Exercise goal -> Copy each of the entries below word for word, leaving out the pictures.

Exercise data ->
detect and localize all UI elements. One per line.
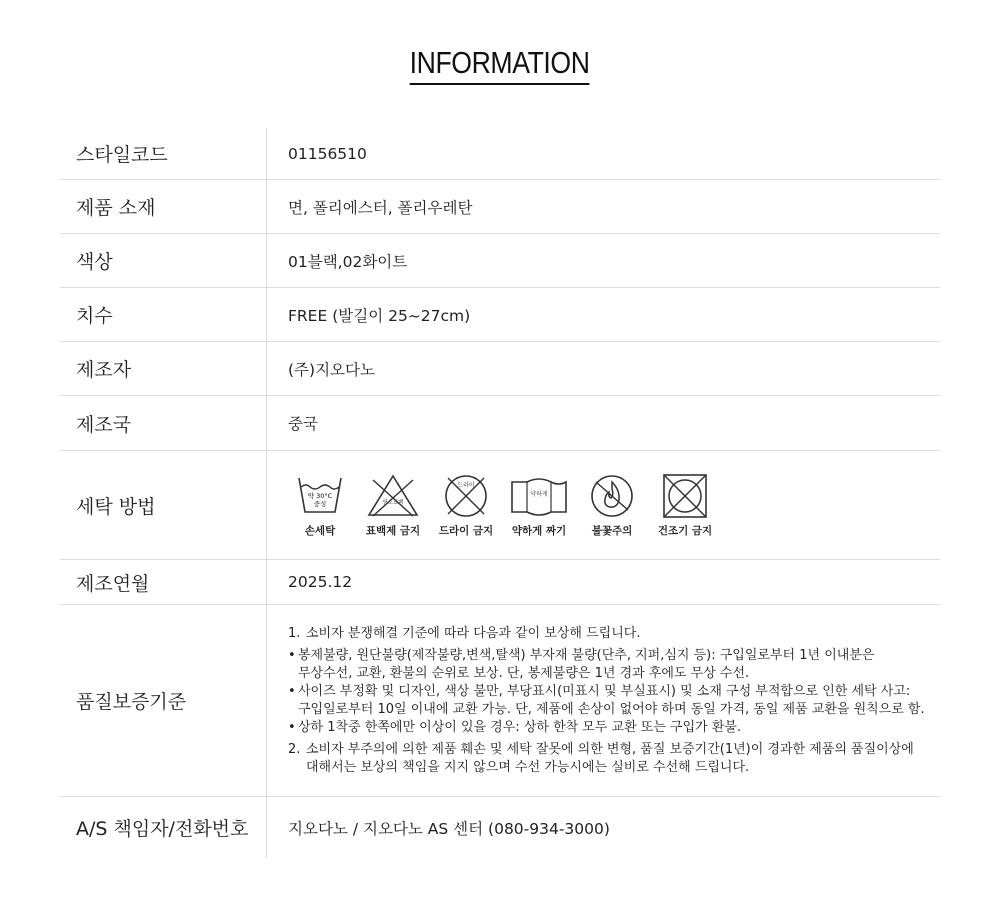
gentle-wring-icon: [507, 472, 571, 520]
row-label: 제조연월: [60, 560, 267, 604]
no-bleach-icon: [361, 472, 425, 520]
row-value: 면, 폴리에스터, 폴리우레탄: [288, 198, 473, 217]
care-item: [288, 472, 352, 538]
row-label: A/S 책임자/전화번호: [60, 797, 267, 858]
care-item: [653, 472, 717, 538]
care-item: [434, 472, 498, 538]
care-caption: 표백제 금지: [365, 525, 421, 537]
flame-caution-icon: [580, 472, 644, 520]
hand-wash-icon: [288, 472, 352, 520]
row-label: 제품 소재: [60, 180, 267, 233]
care-caption: 약하게 짜기: [511, 525, 567, 537]
bullet-dot: •: [288, 719, 296, 735]
table-row: [60, 797, 940, 858]
care-inner-text: 드라이: [457, 482, 475, 489]
row-value: FREE (발길이 25~27cm): [288, 306, 471, 325]
bullet-dot: •: [288, 647, 296, 663]
quality-bullet: [288, 647, 925, 665]
row-label: 제조국: [60, 396, 267, 450]
row-label: 제조자: [60, 342, 267, 395]
bullet-text: 사이즈 부정확 및 디자인, 색상 불만, 부당표시(미표시 및 부실표시) 및 소재 구성 부적합으로 인한 세탁 사고:: [298, 683, 911, 699]
row-value: 중국: [288, 415, 318, 433]
row-label: 치수: [60, 288, 267, 341]
bullet-text: 봉제불량, 원단불량(제작불량,변색,탈색) 부자재 불량(단추, 지퍼,심지 등): 구입일로부터 1년 이내분은: [298, 647, 875, 663]
table-row: [60, 234, 940, 288]
care-icons: [267, 451, 940, 559]
quality-standard: [267, 605, 940, 796]
table-row: [60, 288, 940, 342]
care-caption: 건조기 금지: [657, 525, 713, 537]
item-number: 2.: [288, 741, 301, 757]
table-row: [60, 396, 940, 451]
row-label: 스타일코드: [60, 128, 267, 179]
care-item: [361, 472, 425, 538]
care-inner-text: 중성: [313, 500, 327, 508]
row-value: 01블랙,02화이트: [288, 252, 408, 271]
care-caption: 드라이 금지: [438, 525, 494, 537]
care-inner-text: 약 30°C: [307, 492, 333, 500]
no-dry-clean-icon: [434, 472, 498, 520]
table-row: [60, 180, 940, 234]
row-value: 01156510: [288, 144, 367, 163]
row-label: 품질보증기준: [60, 605, 267, 796]
table-row: [60, 128, 940, 180]
product-info-table: [60, 128, 940, 858]
quality-bullet: [288, 719, 925, 737]
item-text: 대해서는 보상의 책임을 지지 않으며 수선 가능시에는 실비로 수선해 드립니다.: [306, 759, 750, 775]
bullet-text: 상하 1착중 한쪽에만 이상이 있을 경우: 상하 한착 모두 교환 또는 구입가 환불.: [298, 719, 742, 735]
row-label: 세탁 방법: [60, 451, 267, 559]
table-row-care: [60, 451, 940, 560]
care-item: [580, 472, 644, 538]
item-text: 소비자 분쟁해결 기준에 따라 다음과 같이 보상해 드립니다.: [306, 625, 641, 641]
row-value: (주)지오다노: [288, 360, 375, 379]
bullet-text: 무상수선, 교환, 환불의 순위로 보상. 단, 봉제불량은 1년 경과 후에도 무상 수선.: [298, 665, 750, 681]
care-caption: 불꽃주의: [591, 525, 633, 537]
bullet-text: 구입일로부터 10일 이내에 교환 가능. 단, 제품에 손상이 없어야 하며 동일 가격, 동일 제품 교환을 원칙으로 함.: [298, 701, 925, 717]
quality-item: [288, 741, 925, 759]
row-label: 색상: [60, 234, 267, 287]
bullet-dot: •: [288, 683, 296, 699]
care-inner-text: 약하게: [530, 491, 548, 498]
care-item: [507, 472, 571, 538]
item-text: 소비자 부주의에 의한 제품 훼손 및 세탁 잘못에 의한 변형, 품질 보증기간(1년)이 경과한 제품의 품질이상에: [306, 741, 914, 757]
care-inner-text: 염소표백: [382, 500, 404, 506]
page-title-wrap: [0, 44, 1000, 85]
table-row-quality: [60, 605, 940, 797]
page-title: INFORMATION: [410, 44, 590, 85]
quality-item: [288, 625, 925, 643]
quality-bullet: [288, 683, 925, 701]
table-row: [60, 342, 940, 396]
row-value: 2025.12: [288, 573, 353, 591]
care-caption: 손세탁: [304, 525, 336, 537]
row-value: 지오다노 / 지오다노 AS 센터 (080-934-3000): [288, 819, 610, 838]
item-number: 1.: [288, 625, 301, 641]
table-row: [60, 560, 940, 605]
no-tumble-dry-icon: [653, 472, 717, 520]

Output of the exercise ->
detect and localize all UI elements. One per line.
gentle-wring-icon: [507, 472, 571, 520]
row-label: 제조연월: [60, 560, 267, 604]
no-bleach-icon: [361, 472, 425, 520]
row-value: 면, 폴리에스터, 폴리우레탄: [288, 198, 473, 217]
care-item: [288, 472, 352, 538]
row-label: A/S 책임자/전화번호: [60, 797, 267, 858]
care-item: [653, 472, 717, 538]
care-item: [434, 472, 498, 538]
care-caption: 표백제 금지: [365, 525, 421, 537]
flame-caution-icon: [580, 472, 644, 520]
hand-wash-icon: [288, 472, 352, 520]
row-label: 제품 소재: [60, 180, 267, 233]
care-caption: 약하게 짜기: [511, 525, 567, 537]
bullet-dot: •: [288, 719, 296, 735]
table-row: [60, 797, 940, 858]
care-inner-text: 드라이: [457, 482, 475, 489]
row-value: FREE (발길이 25~27cm): [288, 306, 471, 325]
bullet-dot: •: [288, 647, 296, 663]
quality-bullet: [288, 647, 925, 665]
row-label: 제조국: [60, 396, 267, 450]
row-label: 제조자: [60, 342, 267, 395]
bullet-text: 사이즈 부정확 및 디자인, 색상 불만, 부당표시(미표시 및 부실표시) 및 소재 구성 부적합으로 인한 세탁 사고:: [298, 683, 911, 699]
row-value: 중국: [288, 415, 318, 433]
row-label: 치수: [60, 288, 267, 341]
bullet-text: 봉제불량, 원단불량(제작불량,변색,탈색) 부자재 불량(단추, 지퍼,심지 등): 구입일로부터 1년 이내분은: [298, 647, 875, 663]
table-row: [60, 234, 940, 288]
care-icons: [267, 451, 940, 559]
quality-standard: [267, 605, 940, 796]
table-row: [60, 288, 940, 342]
care-caption: 건조기 금지: [657, 525, 713, 537]
item-number: 2.: [288, 741, 301, 757]
table-row: [60, 396, 940, 451]
row-label: 스타일코드: [60, 128, 267, 179]
care-item: [361, 472, 425, 538]
care-inner-text: 중성: [313, 500, 327, 508]
row-value: 01블랙,02화이트: [288, 252, 408, 271]
care-caption: 드라이 금지: [438, 525, 494, 537]
care-inner-text: 약 30°C: [307, 492, 333, 500]
no-dry-clean-icon: [434, 472, 498, 520]
table-row: [60, 180, 940, 234]
row-value: 01156510: [288, 144, 367, 163]
row-label: 품질보증기준: [60, 605, 267, 796]
table-row: [60, 128, 940, 180]
product-info-table: [60, 128, 940, 858]
quality-bullet: [288, 719, 925, 737]
item-text: 대해서는 보상의 책임을 지지 않으며 수선 가능시에는 실비로 수선해 드립니다.: [306, 759, 750, 775]
bullet-text: 상하 1착중 한쪽에만 이상이 있을 경우: 상하 한착 모두 교환 또는 구입가 환불.: [298, 719, 742, 735]
row-label: 세탁 방법: [60, 451, 267, 559]
table-row-care: [60, 451, 940, 560]
care-item: [580, 472, 644, 538]
item-text: 소비자 분쟁해결 기준에 따라 다음과 같이 보상해 드립니다.: [306, 625, 641, 641]
row-value: (주)지오다노: [288, 360, 375, 379]
bullet-text: 무상수선, 교환, 환불의 순위로 보상. 단, 봉제불량은 1년 경과 후에도 무상 수선.: [298, 665, 750, 681]
care-caption: 불꽃주의: [591, 525, 633, 537]
bullet-text: 구입일로부터 10일 이내에 교환 가능. 단, 제품에 손상이 없어야 하며 동일 가격, 동일 제품 교환을 원칙으로 함.: [298, 701, 925, 717]
quality-item: [288, 741, 925, 759]
row-label: 색상: [60, 234, 267, 287]
bullet-dot: •: [288, 683, 296, 699]
care-inner-text: 약하게: [530, 491, 548, 498]
care-item: [507, 472, 571, 538]
item-text: 소비자 부주의에 의한 제품 훼손 및 세탁 잘못에 의한 변형, 품질 보증기간(1년)이 경과한 제품의 품질이상에: [306, 741, 914, 757]
care-inner-text: 염소표백: [382, 500, 404, 506]
page-title-wrap: [0, 44, 1000, 85]
table-row-quality: [60, 605, 940, 797]
page-title: INFORMATION: [410, 44, 590, 85]
quality-item: [288, 625, 925, 643]
quality-bullet: [288, 683, 925, 701]
table-row: [60, 342, 940, 396]
row-value: 2025.12: [288, 573, 353, 591]
care-caption: 손세탁: [304, 525, 336, 537]
row-value: 지오다노 / 지오다노 AS 센터 (080-934-3000): [288, 819, 610, 838]
item-number: 1.: [288, 625, 301, 641]
table-row: [60, 560, 940, 605]
no-tumble-dry-icon: [653, 472, 717, 520]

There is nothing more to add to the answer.